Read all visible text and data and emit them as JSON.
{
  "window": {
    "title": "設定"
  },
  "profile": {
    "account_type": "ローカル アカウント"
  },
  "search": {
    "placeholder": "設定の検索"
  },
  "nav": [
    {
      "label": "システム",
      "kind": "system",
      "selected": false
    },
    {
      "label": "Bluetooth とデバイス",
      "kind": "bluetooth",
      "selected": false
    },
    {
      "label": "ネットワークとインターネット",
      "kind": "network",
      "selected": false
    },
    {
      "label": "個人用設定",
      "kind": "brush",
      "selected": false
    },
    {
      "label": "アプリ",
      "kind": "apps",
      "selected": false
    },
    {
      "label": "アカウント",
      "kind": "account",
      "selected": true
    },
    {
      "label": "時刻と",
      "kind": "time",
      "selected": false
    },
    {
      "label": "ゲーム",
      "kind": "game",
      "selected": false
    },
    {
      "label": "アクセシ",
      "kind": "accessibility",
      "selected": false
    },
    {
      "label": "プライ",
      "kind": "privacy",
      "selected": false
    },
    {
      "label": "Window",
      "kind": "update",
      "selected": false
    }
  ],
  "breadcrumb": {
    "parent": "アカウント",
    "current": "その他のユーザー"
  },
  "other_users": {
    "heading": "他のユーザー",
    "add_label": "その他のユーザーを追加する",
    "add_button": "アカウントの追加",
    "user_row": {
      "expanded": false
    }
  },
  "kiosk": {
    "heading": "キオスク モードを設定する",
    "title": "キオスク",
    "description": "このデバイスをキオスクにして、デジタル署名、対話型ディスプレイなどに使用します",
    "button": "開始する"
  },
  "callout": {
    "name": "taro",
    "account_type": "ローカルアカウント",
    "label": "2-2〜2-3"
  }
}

====

◆ **THE REQUEST**
Every line of the material must be returned exactly as it appears.

◆ **SOLUTION TO THIS EXERCISE**
Read all visible text and data and emit them as JSON.
{
  "window": {
    "title": "設定"
  },
  "profile": {
    "account_type": "ローカル アカウント"
  },
  "search": {
    "placeholder": "設定の検索"
  },
  "nav": [
    {
      "label": "システム",
      "kind": "system",
      "selected": false
    },
    {
      "label": "Bluetooth とデバイス",
      "kind": "bluetooth",
      "selected": false
    },
    {
      "label": "ネットワークとインターネット",
      "kind": "network",
      "selected": false
    },
    {
      "label": "個人用設定",
      "kind": "brush",
      "selected": false
    },
    {
      "label": "アプリ",
      "kind": "apps",
      "selected": false
    },
    {
      "label": "アカウント",
      "kind": "account",
      "selected": true
    },
    {
      "label": "時刻と",
      "kind": "time",
      "selected": false
    },
    {
      "label": "ゲーム",
      "kind": "game",
      "selected": false
    },
    {
      "label": "アクセシ",
      "kind": "accessibility",
      "selected": false
    },
    {
      "label": "プライ",
      "kind": "privacy",
      "selected": false
    },
    {
      "label": "Window",
      "kind": "update",
      "selected": false
    }
  ],
  "breadcrumb": {
    "parent": "アカウント",
    "current": "その他のユーザー"
  },
  "other_users": {
    "heading": "他のユーザー",
    "add_label": "その他のユーザーを追加する",
    "add_button": "アカウントの追加",
    "user_row": {
      "expanded": false
    }
  },
  "kiosk": {
    "heading": "キオスク モードを設定する",
    "title": "キオスク",
    "description": "このデバイスをキオスクにして、デジタル署名、対話型ディスプレイなどに使用します",
    "button": "開始する"
  },
  "callout": {
    "name": "taro",
    "account_type": "ローカルアカウント",
    "label": "2-2〜2-3"
  }
}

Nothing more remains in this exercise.